Given problem:
Check each line of the records below and collect those holding "molto".
* BEGIN Material supplied *
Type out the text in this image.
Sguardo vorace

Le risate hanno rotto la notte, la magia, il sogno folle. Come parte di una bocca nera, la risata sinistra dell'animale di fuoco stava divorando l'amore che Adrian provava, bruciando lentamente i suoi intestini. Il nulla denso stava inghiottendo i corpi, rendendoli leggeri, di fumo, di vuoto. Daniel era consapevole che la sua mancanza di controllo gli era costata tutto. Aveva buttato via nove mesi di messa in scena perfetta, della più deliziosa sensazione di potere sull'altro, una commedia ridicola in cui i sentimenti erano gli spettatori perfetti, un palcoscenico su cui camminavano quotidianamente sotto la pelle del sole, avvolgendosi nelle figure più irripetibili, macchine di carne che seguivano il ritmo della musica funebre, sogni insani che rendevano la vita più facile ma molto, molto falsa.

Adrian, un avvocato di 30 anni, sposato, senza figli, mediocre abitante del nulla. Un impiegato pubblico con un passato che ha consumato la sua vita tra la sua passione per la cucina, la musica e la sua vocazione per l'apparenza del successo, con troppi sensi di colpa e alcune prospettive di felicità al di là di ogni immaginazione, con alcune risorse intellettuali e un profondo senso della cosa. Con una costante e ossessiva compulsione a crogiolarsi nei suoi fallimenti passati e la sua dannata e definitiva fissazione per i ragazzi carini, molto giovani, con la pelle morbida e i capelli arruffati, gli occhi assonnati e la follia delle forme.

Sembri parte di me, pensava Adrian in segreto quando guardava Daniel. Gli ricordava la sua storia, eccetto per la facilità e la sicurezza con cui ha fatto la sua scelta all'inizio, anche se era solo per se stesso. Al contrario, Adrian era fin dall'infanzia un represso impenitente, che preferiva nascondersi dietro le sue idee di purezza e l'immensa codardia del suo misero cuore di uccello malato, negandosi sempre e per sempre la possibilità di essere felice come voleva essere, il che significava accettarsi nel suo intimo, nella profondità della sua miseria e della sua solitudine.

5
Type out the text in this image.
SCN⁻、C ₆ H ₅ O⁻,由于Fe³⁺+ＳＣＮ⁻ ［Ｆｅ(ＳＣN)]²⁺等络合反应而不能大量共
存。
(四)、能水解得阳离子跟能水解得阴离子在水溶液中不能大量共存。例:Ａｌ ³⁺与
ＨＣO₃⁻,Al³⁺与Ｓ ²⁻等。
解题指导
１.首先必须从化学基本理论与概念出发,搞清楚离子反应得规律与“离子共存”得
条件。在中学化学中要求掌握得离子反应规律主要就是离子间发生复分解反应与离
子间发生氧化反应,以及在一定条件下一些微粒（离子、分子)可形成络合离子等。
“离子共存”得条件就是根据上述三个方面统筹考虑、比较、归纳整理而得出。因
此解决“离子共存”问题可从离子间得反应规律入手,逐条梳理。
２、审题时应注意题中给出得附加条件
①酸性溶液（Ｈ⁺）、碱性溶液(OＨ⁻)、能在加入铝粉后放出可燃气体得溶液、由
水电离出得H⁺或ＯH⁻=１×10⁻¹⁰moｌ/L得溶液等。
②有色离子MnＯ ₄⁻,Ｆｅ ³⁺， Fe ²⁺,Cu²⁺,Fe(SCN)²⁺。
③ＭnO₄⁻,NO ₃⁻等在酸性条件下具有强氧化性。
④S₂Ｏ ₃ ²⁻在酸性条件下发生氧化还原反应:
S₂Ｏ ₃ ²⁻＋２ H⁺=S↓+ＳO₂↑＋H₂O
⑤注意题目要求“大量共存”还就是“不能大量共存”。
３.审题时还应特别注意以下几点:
* END Material supplied *
Solution to this exercise:
Le risate hanno rotto la notte, la magia, il sogno folle. Come parte di una bocca nera, la risata sinistra dell'animale di fuoco stava divorando l'amore che Adrian provava, bruciando lentamente i suoi intestini. Il nulla denso stava inghiottendo i corpi, rendendoli leggeri, di fumo, di vuoto. Daniel era consapevole che la sua mancanza di controllo gli era costata tutto. Aveva buttato via nove mesi di messa in scena perfetta, della più deliziosa sensazione di potere sull'altro, una commedia ridicola in cui i sentimenti erano gli spettatori perfetti, un palcoscenico su cui camminavano quotidianamente sotto la pelle del sole, avvolgendosi nelle figure più irripetibili, macchine di carne che seguivano il ritmo della musica funebre, sogni insani che rendevano la vita più facile ma molto, molto falsa.
Adrian, un avvocato di 30 anni, sposato, senza figli, mediocre abitante del nulla. Un impiegato pubblico con un passato che ha consumato la sua vita tra la sua passione per la cucina, la musica e la sua vocazione per l'apparenza del successo, con troppi sensi di colpa e alcune prospettive di felicità al di là di ogni immaginazione, con alcune risorse intellettuali e un profondo senso della cosa. Con una costante e ossessiva compulsione a crogiolarsi nei suoi fallimenti passati e la sua dannata e definitiva fissazione per i ragazzi carini, molto giovani, con la pelle morbida e i capelli arruffati, gli occhi assonnati e la follia delle forme.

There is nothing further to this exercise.